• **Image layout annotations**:
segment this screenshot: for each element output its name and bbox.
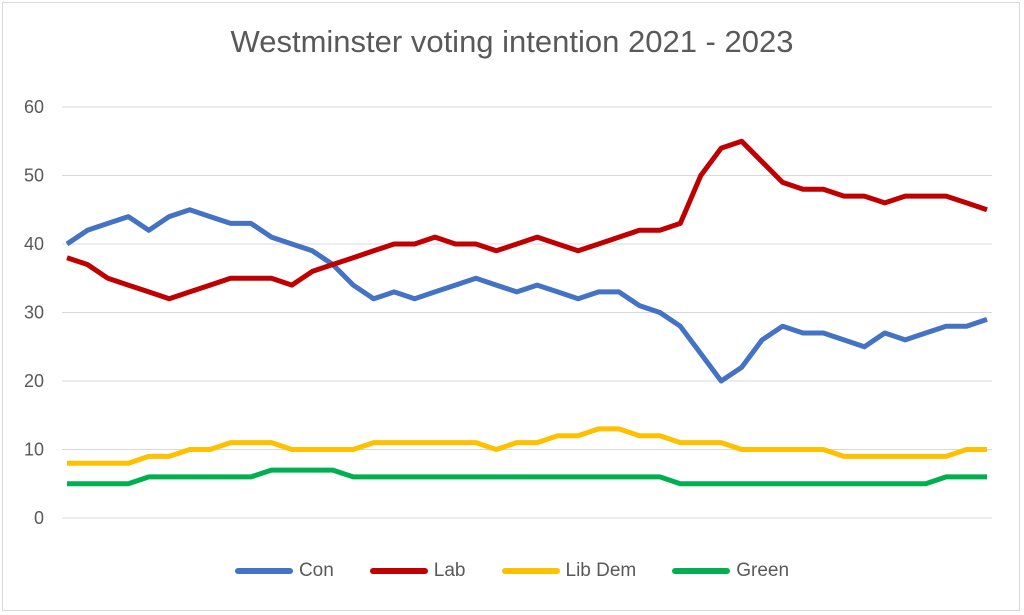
legend-item-green: Green: [672, 560, 789, 582]
y-tick-label: 40: [24, 234, 44, 254]
legend-label: Lib Dem: [565, 560, 637, 581]
y-tick-label: 60: [24, 97, 44, 117]
y-tick-label: 0: [34, 508, 44, 528]
y-tick-labels: 0 10 20 30 40 50 60: [24, 97, 44, 528]
series-line-con: [65, 207, 988, 384]
legend-item-lab: Lab: [369, 560, 466, 582]
series-line-lib-dem: [67, 426, 987, 466]
legend: Con Lab Lib Dem Green: [0, 560, 1024, 582]
legend-swatch: [672, 568, 731, 574]
legend-swatch: [369, 568, 428, 574]
y-tick-label: 20: [24, 371, 44, 391]
y-tick-label: 50: [24, 166, 44, 186]
series-line-green: [67, 467, 987, 487]
legend-label: Con: [298, 560, 334, 581]
legend-item-con: Con: [234, 560, 334, 582]
legend-item-lib-dem: Lib Dem: [501, 560, 637, 582]
series-line-lab: [66, 138, 988, 302]
chart-title: Westminster voting intention 2021 - 2023: [230, 24, 794, 59]
y-tick-label: 10: [24, 440, 44, 460]
legend-label: Lab: [433, 560, 466, 581]
legend-label: Green: [736, 560, 790, 581]
legend-swatch: [234, 568, 293, 574]
y-tick-label: 30: [24, 303, 44, 323]
legend-swatch: [501, 568, 560, 574]
series-lines: [65, 138, 988, 487]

• **Direction**: Repeat the data above line for line, leaving out the picture.

• **Solution for this exercise**:
segment this screenshot: for each element output its name and bbox.
legend-item-green: Green: [672, 560, 789, 582]
y-tick-label: 40: [24, 234, 44, 254]
legend-label: Lib Dem: [565, 560, 637, 581]
y-tick-label: 60: [24, 97, 44, 117]
y-tick-label: 0: [34, 508, 44, 528]
y-tick-labels: 0 10 20 30 40 50 60: [24, 97, 44, 528]
series-line-con: [65, 207, 988, 384]
legend-item-lab: Lab: [369, 560, 466, 582]
series-line-lib-dem: [67, 426, 987, 466]
legend: Con Lab Lib Dem Green: [0, 560, 1024, 582]
legend-swatch: [672, 568, 731, 574]
legend-swatch: [369, 568, 428, 574]
y-tick-label: 20: [24, 371, 44, 391]
y-tick-label: 50: [24, 166, 44, 186]
series-line-green: [67, 467, 987, 487]
legend-label: Con: [298, 560, 334, 581]
legend-item-con: Con: [234, 560, 334, 582]
legend-item-lib-dem: Lib Dem: [501, 560, 637, 582]
series-line-lab: [66, 138, 988, 302]
chart-title: Westminster voting intention 2021 - 2023: [230, 24, 794, 59]
y-tick-label: 10: [24, 440, 44, 460]
legend-label: Lab: [433, 560, 466, 581]
legend-label: Green: [736, 560, 790, 581]
legend-swatch: [234, 568, 293, 574]
y-tick-label: 30: [24, 303, 44, 323]
legend-swatch: [501, 568, 560, 574]
series-lines: [65, 138, 988, 487]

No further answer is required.